*** Recorded data ***

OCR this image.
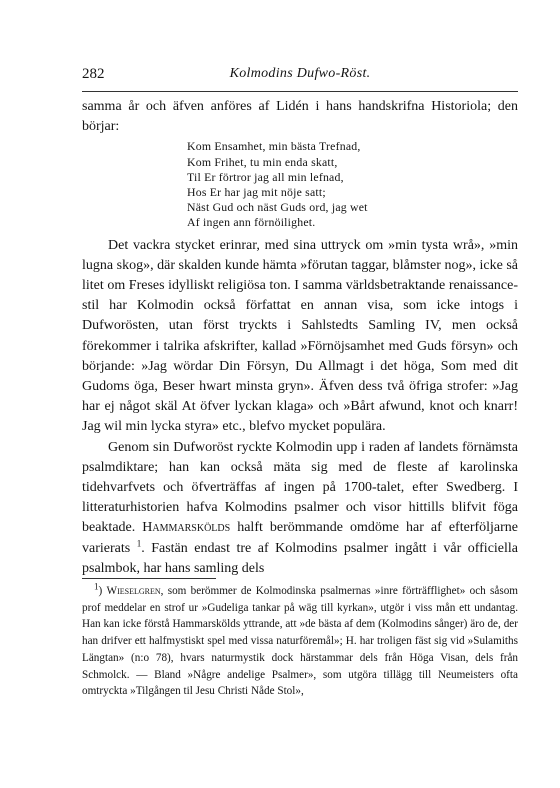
282	Kolmodins Dufwo-Röst.

samma år och äfven anföres af Lidén i hans handskrifna Historiola; den börjar:

Kom Ensamhet, min bästa Trefnad,
Kom Frihet, tu min enda skatt,
Til Er förtror jag all min lefnad,
Hos Er har jag mit nöje satt;
Näst Gud och näst Guds ord, jag wet
Af ingen ann förnöilighet.

Det vackra stycket erinrar, med sina uttryck om »min tysta wrå», »min lugna skog», där skalden kunde hämta »förutan taggar, blåmster nog», icke så litet om Freses idylliskt religiösa ton. I samma världsbetraktande renaissance-stil har Kolmodin också författat en annan visa, som icke intogs i Dufworösten, utan först tryckts i Sahlstedts Samling IV, men också förekommer i talrika afskrifter, kallad »Förnöjsamhet med Guds försyn» och börjande: »Jag wördar Din Försyn, Du Allmagt i det höga, Som med dit Gudoms öga, Beser hwart minsta gryn». Äfven dess två öfriga strofer: »Jag har ej något skäl At öfver lyckan klaga» och »Bårt afwund, knot och knarr! Jag wil min lycka styra» etc., blefvo mycket populära.

Genom sin Dufworöst ryckte Kolmodin upp i raden af landets förnämsta psalmdiktare; han kan också mäta sig med de fleste af karolinska tidehvarfvets och öfverträffas af ingen på 1700-talet, efter Swedberg. I litteraturhistorien hafva Kolmodins psalmer och visor hittills blifvit föga beaktade. Hammarskölds halft berömmande omdöme har af efterföljarne varierats $^1$. Fastän endast tre af Kolmodins psalmer ingått i vår officiella psalmbok, har hans samling dels

$^1$) Wieselgren, som berömmer de Kolmodinska psalmernas »inre förträfflighet» och såsom prof meddelar en strof ur »Gudeliga tankar på wäg till kyrkan», utgör i viss mån ett undantag. Han kan icke förstå Hammarskölds yttrande, att »de bästa af dem (Kolmodins sånger) äro de, der han drifver ett halfmystiskt spel med vissa naturföremål»; H. har troligen fäst sig vid »Sulamiths Längtan» (n:o 78), hvars naturmystik dock härstammar dels från Höga Visan, dels från Schmolck. — Bland »Någre andelige Psalmer», som utgöra tillägg till Neumeisters ofta omtryckta »Tilgången til Jesu Christi Nåde Stol»,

*** End of Recorded data ***

Could the data above be reproduced exactly, with the pictures left out?

OCR this image.
282	Kolmodins Dufwo-Röst.

samma år och äfven anföres af Lidén i hans handskrifna Historiola; den börjar:

Kom Ensamhet, min bästa Trefnad,
Kom Frihet, tu min enda skatt,
Til Er förtror jag all min lefnad,
Hos Er har jag mit nöje satt;
Näst Gud och näst Guds ord, jag wet
Af ingen ann förnöilighet.

Det vackra stycket erinrar, med sina uttryck om »min tysta wrå», »min lugna skog», där skalden kunde hämta »förutan taggar, blåmster nog», icke så litet om Freses idylliskt religiösa ton. I samma världsbetraktande renaissance-stil har Kolmodin också författat en annan visa, som icke intogs i Dufworösten, utan först tryckts i Sahlstedts Samling IV, men också förekommer i talrika afskrifter, kallad »Förnöjsamhet med Guds försyn» och börjande: »Jag wördar Din Försyn, Du Allmagt i det höga, Som med dit Gudoms öga, Beser hwart minsta gryn». Äfven dess två öfriga strofer: »Jag har ej något skäl At öfver lyckan klaga» och »Bårt afwund, knot och knarr! Jag wil min lycka styra» etc., blefvo mycket populära.

Genom sin Dufworöst ryckte Kolmodin upp i raden af landets förnämsta psalmdiktare; han kan också mäta sig med de fleste af karolinska tidehvarfvets och öfverträffas af ingen på 1700-talet, efter Swedberg. I litteraturhistorien hafva Kolmodins psalmer och visor hittills blifvit föga beaktade. Hammarskölds halft berömmande omdöme har af efterföljarne varierats $^1$. Fastän endast tre af Kolmodins psalmer ingått i vår officiella psalmbok, har hans samling dels

$^1$) Wieselgren, som berömmer de Kolmodinska psalmernas »inre förträfflighet» och såsom prof meddelar en strof ur »Gudeliga tankar på wäg till kyrkan», utgör i viss mån ett undantag. Han kan icke förstå Hammarskölds yttrande, att »de bästa af dem (Kolmodins sånger) äro de, der han drifver ett halfmystiskt spel med vissa naturföremål»; H. har troligen fäst sig vid »Sulamiths Längtan» (n:o 78), hvars naturmystik dock härstammar dels från Höga Visan, dels från Schmolck. — Bland »Någre andelige Psalmer», som utgöra tillägg till Neumeisters ofta omtryckta »Tilgången til Jesu Christi Nåde Stol»,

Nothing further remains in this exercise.